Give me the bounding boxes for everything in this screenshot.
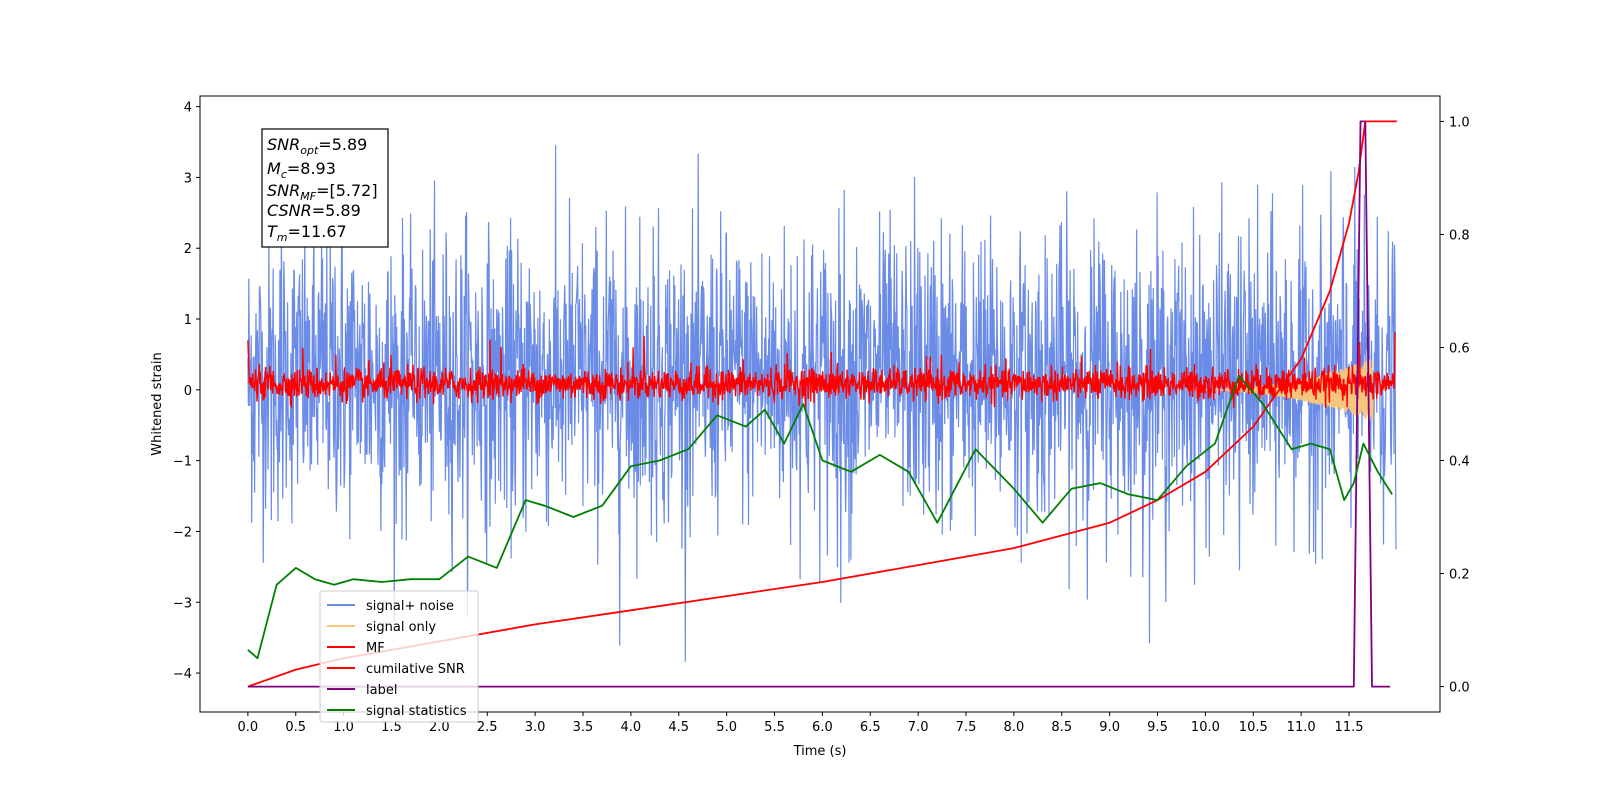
x-tick-label: 4.5 <box>668 720 689 735</box>
x-tick-label: 7.5 <box>956 720 977 735</box>
annotation-snr-mf: SNRMF=[5.72] <box>267 181 378 203</box>
x-tick-label: 9.5 <box>1147 720 1168 735</box>
x-tick-label: 6.0 <box>812 720 833 735</box>
y-tick-label-left: 2 <box>184 242 192 257</box>
y-axis-right: 1.0 0.8 0.6 0.4 0.2 0.0 <box>1440 115 1470 696</box>
y-tick-label-left: −4 <box>173 667 192 682</box>
annotation-csnr: CSNR=5.89 <box>267 201 361 220</box>
annotation-mc: Mc=8.93 <box>267 159 336 181</box>
series-mf <box>247 332 1396 409</box>
x-tick-label: 0.5 <box>285 720 306 735</box>
x-tick-label: 5.5 <box>764 720 785 735</box>
x-tick-label: 2.0 <box>429 720 450 735</box>
y-tick-label-right: 0.2 <box>1449 568 1470 583</box>
legend-label-mf: MF <box>366 641 385 656</box>
annotation-tm: Tm=11.67 <box>267 222 347 244</box>
x-tick-label: 1.5 <box>381 720 402 735</box>
plot-frame <box>199 95 1441 713</box>
y-tick-label-right: 0.6 <box>1449 341 1470 356</box>
x-tick-label: 0.0 <box>238 720 259 735</box>
annotation-box: SNRopt=5.89 Mc=8.93 SNRMF=[5.72] CSNR=5.… <box>261 128 389 248</box>
x-tick-label: 2.5 <box>477 720 498 735</box>
x-tick-label: 9.0 <box>1099 720 1120 735</box>
legend-label-cumilative-snr: cumilative SNR <box>366 662 465 677</box>
legend-label-signal-noise: signal+ noise <box>366 599 454 614</box>
x-axis-label: Time (s) <box>793 744 847 759</box>
y-tick-label-right: 0.4 <box>1449 455 1470 470</box>
x-tick-label: 5.0 <box>716 720 737 735</box>
x-tick-label: 1.0 <box>333 720 354 735</box>
x-tick-label: 8.5 <box>1051 720 1072 735</box>
y-tick-label-left: −2 <box>173 525 192 540</box>
legend-label-signal-only: signal only <box>366 620 436 635</box>
series-label <box>247 120 1391 688</box>
legend-frame <box>319 590 479 723</box>
x-tick-label: 7.0 <box>908 720 929 735</box>
annotation-snr-opt: SNRopt=5.89 <box>267 135 367 157</box>
x-tick-label: 10.0 <box>1191 720 1220 735</box>
x-tick-label: 6.5 <box>860 720 881 735</box>
y-tick-label-right: 1.0 <box>1449 115 1470 130</box>
legend: signal+ noise signal only MF cumilative SNR… <box>319 590 479 723</box>
y-axis-left: 4 3 2 1 0 −1 −2 −3 −4 <box>173 101 200 682</box>
legend-label-signal-statistics: signal statistics <box>366 704 467 719</box>
x-tick-label: 11.5 <box>1335 720 1364 735</box>
x-tick-label: 3.0 <box>525 720 546 735</box>
annotation-frame <box>261 128 389 248</box>
x-tick-label: 3.5 <box>573 720 594 735</box>
y-tick-label-right: 0.8 <box>1449 228 1470 243</box>
series-signal-noise <box>247 145 1397 662</box>
x-tick-label: 4.0 <box>621 720 642 735</box>
series-signal-statistics <box>247 374 1393 660</box>
x-tick-label: 11.0 <box>1287 720 1316 735</box>
y-tick-label-left: 4 <box>184 101 192 116</box>
x-tick-label: 8.0 <box>1004 720 1025 735</box>
x-axis: 0.0 0.5 1.0 1.5 2.0 2.5 3.0 3.5 4.0 4.5 5.0 5.5 6.0 6… <box>238 712 1364 735</box>
y-tick-label-left: 0 <box>184 384 192 399</box>
y-tick-label-left: −3 <box>173 596 192 611</box>
y-axis-label-left: Whitened strain <box>150 352 165 455</box>
y-tick-label-right: 0.0 <box>1449 681 1470 696</box>
x-tick-label: 10.5 <box>1239 720 1268 735</box>
legend-label-label: label <box>366 683 397 698</box>
y-tick-label-left: 1 <box>184 313 192 328</box>
y-tick-label-left: 3 <box>184 171 192 186</box>
y-tick-label-left: −1 <box>173 455 192 470</box>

DO THIS:
Reproduce verbatim the lines of the records, starting at the line that contains "x-tick-label: 4.5 <box>668 720 689 735</box>" and stopping after the line that contains "y-axis-right: 1.0 0.8".

ANSWER TO THE TASK:
x-tick-label: 4.5 <box>668 720 689 735</box>
x-tick-label: 7.5 <box>956 720 977 735</box>
annotation-snr-mf: SNRMF=[5.72] <box>267 181 378 203</box>
x-tick-label: 9.5 <box>1147 720 1168 735</box>
x-tick-label: 6.0 <box>812 720 833 735</box>
y-tick-label-left: 2 <box>184 242 192 257</box>
y-axis-right: 1.0 0.8 0.6 0.4 0.2 0.0 <box>1440 115 1470 696</box>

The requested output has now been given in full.